-- Start of Data shown --

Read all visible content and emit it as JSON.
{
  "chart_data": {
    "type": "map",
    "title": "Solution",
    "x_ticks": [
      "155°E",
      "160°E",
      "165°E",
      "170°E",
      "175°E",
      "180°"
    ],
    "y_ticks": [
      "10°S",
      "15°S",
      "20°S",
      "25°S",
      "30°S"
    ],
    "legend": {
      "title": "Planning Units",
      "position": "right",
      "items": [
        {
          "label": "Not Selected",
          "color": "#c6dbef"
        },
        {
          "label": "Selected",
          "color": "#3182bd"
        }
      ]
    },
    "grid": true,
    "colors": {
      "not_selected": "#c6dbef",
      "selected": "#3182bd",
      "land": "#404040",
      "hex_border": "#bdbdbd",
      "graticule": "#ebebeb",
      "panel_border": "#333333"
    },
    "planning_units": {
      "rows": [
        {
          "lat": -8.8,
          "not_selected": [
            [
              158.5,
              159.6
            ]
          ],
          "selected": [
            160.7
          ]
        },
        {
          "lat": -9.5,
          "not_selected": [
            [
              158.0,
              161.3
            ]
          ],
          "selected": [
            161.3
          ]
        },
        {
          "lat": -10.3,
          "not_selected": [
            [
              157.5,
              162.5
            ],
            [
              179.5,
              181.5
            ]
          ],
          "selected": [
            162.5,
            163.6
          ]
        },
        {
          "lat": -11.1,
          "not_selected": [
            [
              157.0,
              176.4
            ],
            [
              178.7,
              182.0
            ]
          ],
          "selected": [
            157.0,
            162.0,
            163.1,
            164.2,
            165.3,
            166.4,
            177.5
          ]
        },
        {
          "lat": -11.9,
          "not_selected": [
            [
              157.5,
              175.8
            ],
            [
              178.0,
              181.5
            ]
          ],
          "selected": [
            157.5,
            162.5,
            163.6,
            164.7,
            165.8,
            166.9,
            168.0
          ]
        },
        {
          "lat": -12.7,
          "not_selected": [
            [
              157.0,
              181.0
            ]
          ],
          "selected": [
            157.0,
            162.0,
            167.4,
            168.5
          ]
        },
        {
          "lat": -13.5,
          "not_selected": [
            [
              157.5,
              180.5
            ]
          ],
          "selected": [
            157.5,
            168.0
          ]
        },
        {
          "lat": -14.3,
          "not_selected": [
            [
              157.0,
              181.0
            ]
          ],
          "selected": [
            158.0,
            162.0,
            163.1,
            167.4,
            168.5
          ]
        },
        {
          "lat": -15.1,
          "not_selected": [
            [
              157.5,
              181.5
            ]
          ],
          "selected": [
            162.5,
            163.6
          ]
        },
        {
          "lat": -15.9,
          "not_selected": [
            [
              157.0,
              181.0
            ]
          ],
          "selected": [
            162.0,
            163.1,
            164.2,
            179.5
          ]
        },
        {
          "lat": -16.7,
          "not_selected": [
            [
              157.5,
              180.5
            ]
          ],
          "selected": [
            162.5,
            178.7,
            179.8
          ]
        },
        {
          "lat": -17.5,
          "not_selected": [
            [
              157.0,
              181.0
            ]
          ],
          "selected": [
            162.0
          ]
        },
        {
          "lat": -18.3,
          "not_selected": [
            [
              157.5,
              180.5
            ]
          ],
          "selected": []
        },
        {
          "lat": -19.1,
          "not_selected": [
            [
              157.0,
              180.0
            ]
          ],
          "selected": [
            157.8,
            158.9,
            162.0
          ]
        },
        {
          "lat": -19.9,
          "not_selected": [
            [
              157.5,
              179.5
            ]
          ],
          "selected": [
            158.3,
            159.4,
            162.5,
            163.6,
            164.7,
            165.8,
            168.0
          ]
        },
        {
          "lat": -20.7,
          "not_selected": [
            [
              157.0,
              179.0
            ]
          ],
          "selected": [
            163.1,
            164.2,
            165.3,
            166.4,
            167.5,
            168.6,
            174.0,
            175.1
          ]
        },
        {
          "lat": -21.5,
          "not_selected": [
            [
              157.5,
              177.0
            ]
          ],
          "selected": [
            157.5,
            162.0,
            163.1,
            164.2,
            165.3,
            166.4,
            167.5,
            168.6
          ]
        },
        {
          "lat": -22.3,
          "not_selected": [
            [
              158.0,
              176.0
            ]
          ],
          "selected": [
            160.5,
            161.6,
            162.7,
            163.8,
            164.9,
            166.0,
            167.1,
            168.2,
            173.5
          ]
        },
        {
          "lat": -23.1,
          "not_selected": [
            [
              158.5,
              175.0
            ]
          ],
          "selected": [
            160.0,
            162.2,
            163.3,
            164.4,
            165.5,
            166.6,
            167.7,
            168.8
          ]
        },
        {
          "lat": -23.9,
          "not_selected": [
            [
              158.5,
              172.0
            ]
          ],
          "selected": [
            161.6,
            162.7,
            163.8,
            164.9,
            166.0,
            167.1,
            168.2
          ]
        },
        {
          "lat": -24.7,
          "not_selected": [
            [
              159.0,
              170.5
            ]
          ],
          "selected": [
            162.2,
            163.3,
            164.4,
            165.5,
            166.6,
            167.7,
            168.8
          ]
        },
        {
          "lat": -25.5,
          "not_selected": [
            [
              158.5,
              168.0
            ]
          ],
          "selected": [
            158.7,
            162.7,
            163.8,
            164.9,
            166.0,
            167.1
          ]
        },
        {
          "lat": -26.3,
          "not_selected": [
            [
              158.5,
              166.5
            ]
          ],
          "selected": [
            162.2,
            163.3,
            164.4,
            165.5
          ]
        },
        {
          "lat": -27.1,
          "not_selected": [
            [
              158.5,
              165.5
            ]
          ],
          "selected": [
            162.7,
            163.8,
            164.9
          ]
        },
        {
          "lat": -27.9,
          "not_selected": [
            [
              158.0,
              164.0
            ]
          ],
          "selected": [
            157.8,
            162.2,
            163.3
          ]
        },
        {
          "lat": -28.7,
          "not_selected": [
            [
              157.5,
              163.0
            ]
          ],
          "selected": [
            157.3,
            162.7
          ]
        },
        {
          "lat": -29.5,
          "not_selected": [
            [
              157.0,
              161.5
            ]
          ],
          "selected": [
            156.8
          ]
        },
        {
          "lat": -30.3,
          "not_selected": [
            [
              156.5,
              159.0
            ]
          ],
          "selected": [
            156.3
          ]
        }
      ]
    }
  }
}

-- End of Data shown --

[Work to complete] Repeat the material word for word, in full.

[Exercise result]
Read all visible content and emit it as JSON.
{
  "chart_data": {
    "type": "map",
    "title": "Solution",
    "x_ticks": [
      "155°E",
      "160°E",
      "165°E",
      "170°E",
      "175°E",
      "180°"
    ],
    "y_ticks": [
      "10°S",
      "15°S",
      "20°S",
      "25°S",
      "30°S"
    ],
    "legend": {
      "title": "Planning Units",
      "position": "right",
      "items": [
        {
          "label": "Not Selected",
          "color": "#c6dbef"
        },
        {
          "label": "Selected",
          "color": "#3182bd"
        }
      ]
    },
    "grid": true,
    "colors": {
      "not_selected": "#c6dbef",
      "selected": "#3182bd",
      "land": "#404040",
      "hex_border": "#bdbdbd",
      "graticule": "#ebebeb",
      "panel_border": "#333333"
    },
    "planning_units": {
      "rows": [
        {
          "lat": -8.8,
          "not_selected": [
            [
              158.5,
              159.6
            ]
          ],
          "selected": [
            160.7
          ]
        },
        {
          "lat": -9.5,
          "not_selected": [
            [
              158.0,
              161.3
            ]
          ],
          "selected": [
            161.3
          ]
        },
        {
          "lat": -10.3,
          "not_selected": [
            [
              157.5,
              162.5
            ],
            [
              179.5,
              181.5
            ]
          ],
          "selected": [
            162.5,
            163.6
          ]
        },
        {
          "lat": -11.1,
          "not_selected": [
            [
              157.0,
              176.4
            ],
            [
              178.7,
              182.0
            ]
          ],
          "selected": [
            157.0,
            162.0,
            163.1,
            164.2,
            165.3,
            166.4,
            177.5
          ]
        },
        {
          "lat": -11.9,
          "not_selected": [
            [
              157.5,
              175.8
            ],
            [
              178.0,
              181.5
            ]
          ],
          "selected": [
            157.5,
            162.5,
            163.6,
            164.7,
            165.8,
            166.9,
            168.0
          ]
        },
        {
          "lat": -12.7,
          "not_selected": [
            [
              157.0,
              181.0
            ]
          ],
          "selected": [
            157.0,
            162.0,
            167.4,
            168.5
          ]
        },
        {
          "lat": -13.5,
          "not_selected": [
            [
              157.5,
              180.5
            ]
          ],
          "selected": [
            157.5,
            168.0
          ]
        },
        {
          "lat": -14.3,
          "not_selected": [
            [
              157.0,
              181.0
            ]
          ],
          "selected": [
            158.0,
            162.0,
            163.1,
            167.4,
            168.5
          ]
        },
        {
          "lat": -15.1,
          "not_selected": [
            [
              157.5,
              181.5
            ]
          ],
          "selected": [
            162.5,
            163.6
          ]
        },
        {
          "lat": -15.9,
          "not_selected": [
            [
              157.0,
              181.0
            ]
          ],
          "selected": [
            162.0,
            163.1,
            164.2,
            179.5
          ]
        },
        {
          "lat": -16.7,
          "not_selected": [
            [
              157.5,
              180.5
            ]
          ],
          "selected": [
            162.5,
            178.7,
            179.8
          ]
        },
        {
          "lat": -17.5,
          "not_selected": [
            [
              157.0,
              181.0
            ]
          ],
          "selected": [
            162.0
          ]
        },
        {
          "lat": -18.3,
          "not_selected": [
            [
              157.5,
              180.5
            ]
          ],
          "selected": []
        },
        {
          "lat": -19.1,
          "not_selected": [
            [
              157.0,
              180.0
            ]
          ],
          "selected": [
            157.8,
            158.9,
            162.0
          ]
        },
        {
          "lat": -19.9,
          "not_selected": [
            [
              157.5,
              179.5
            ]
          ],
          "selected": [
            158.3,
            159.4,
            162.5,
            163.6,
            164.7,
            165.8,
            168.0
          ]
        },
        {
          "lat": -20.7,
          "not_selected": [
            [
              157.0,
              179.0
            ]
          ],
          "selected": [
            163.1,
            164.2,
            165.3,
            166.4,
            167.5,
            168.6,
            174.0,
            175.1
          ]
        },
        {
          "lat": -21.5,
          "not_selected": [
            [
              157.5,
              177.0
            ]
          ],
          "selected": [
            157.5,
            162.0,
            163.1,
            164.2,
            165.3,
            166.4,
            167.5,
            168.6
          ]
        },
        {
          "lat": -22.3,
          "not_selected": [
            [
              158.0,
              176.0
            ]
          ],
          "selected": [
            160.5,
            161.6,
            162.7,
            163.8,
            164.9,
            166.0,
            167.1,
            168.2,
            173.5
          ]
        },
        {
          "lat": -23.1,
          "not_selected": [
            [
              158.5,
              175.0
            ]
          ],
          "selected": [
            160.0,
            162.2,
            163.3,
            164.4,
            165.5,
            166.6,
            167.7,
            168.8
          ]
        },
        {
          "lat": -23.9,
          "not_selected": [
            [
              158.5,
              172.0
            ]
          ],
          "selected": [
            161.6,
            162.7,
            163.8,
            164.9,
            166.0,
            167.1,
            168.2
          ]
        },
        {
          "lat": -24.7,
          "not_selected": [
            [
              159.0,
              170.5
            ]
          ],
          "selected": [
            162.2,
            163.3,
            164.4,
            165.5,
            166.6,
            167.7,
            168.8
          ]
        },
        {
          "lat": -25.5,
          "not_selected": [
            [
              158.5,
              168.0
            ]
          ],
          "selected": [
            158.7,
            162.7,
            163.8,
            164.9,
            166.0,
            167.1
          ]
        },
        {
          "lat": -26.3,
          "not_selected": [
            [
              158.5,
              166.5
            ]
          ],
          "selected": [
            162.2,
            163.3,
            164.4,
            165.5
          ]
        },
        {
          "lat": -27.1,
          "not_selected": [
            [
              158.5,
              165.5
            ]
          ],
          "selected": [
            162.7,
            163.8,
            164.9
          ]
        },
        {
          "lat": -27.9,
          "not_selected": [
            [
              158.0,
              164.0
            ]
          ],
          "selected": [
            157.8,
            162.2,
            163.3
          ]
        },
        {
          "lat": -28.7,
          "not_selected": [
            [
              157.5,
              163.0
            ]
          ],
          "selected": [
            157.3,
            162.7
          ]
        },
        {
          "lat": -29.5,
          "not_selected": [
            [
              157.0,
              161.5
            ]
          ],
          "selected": [
            156.8
          ]
        },
        {
          "lat": -30.3,
          "not_selected": [
            [
              156.5,
              159.0
            ]
          ],
          "selected": [
            156.3
          ]
        }
      ]
    }
  }
}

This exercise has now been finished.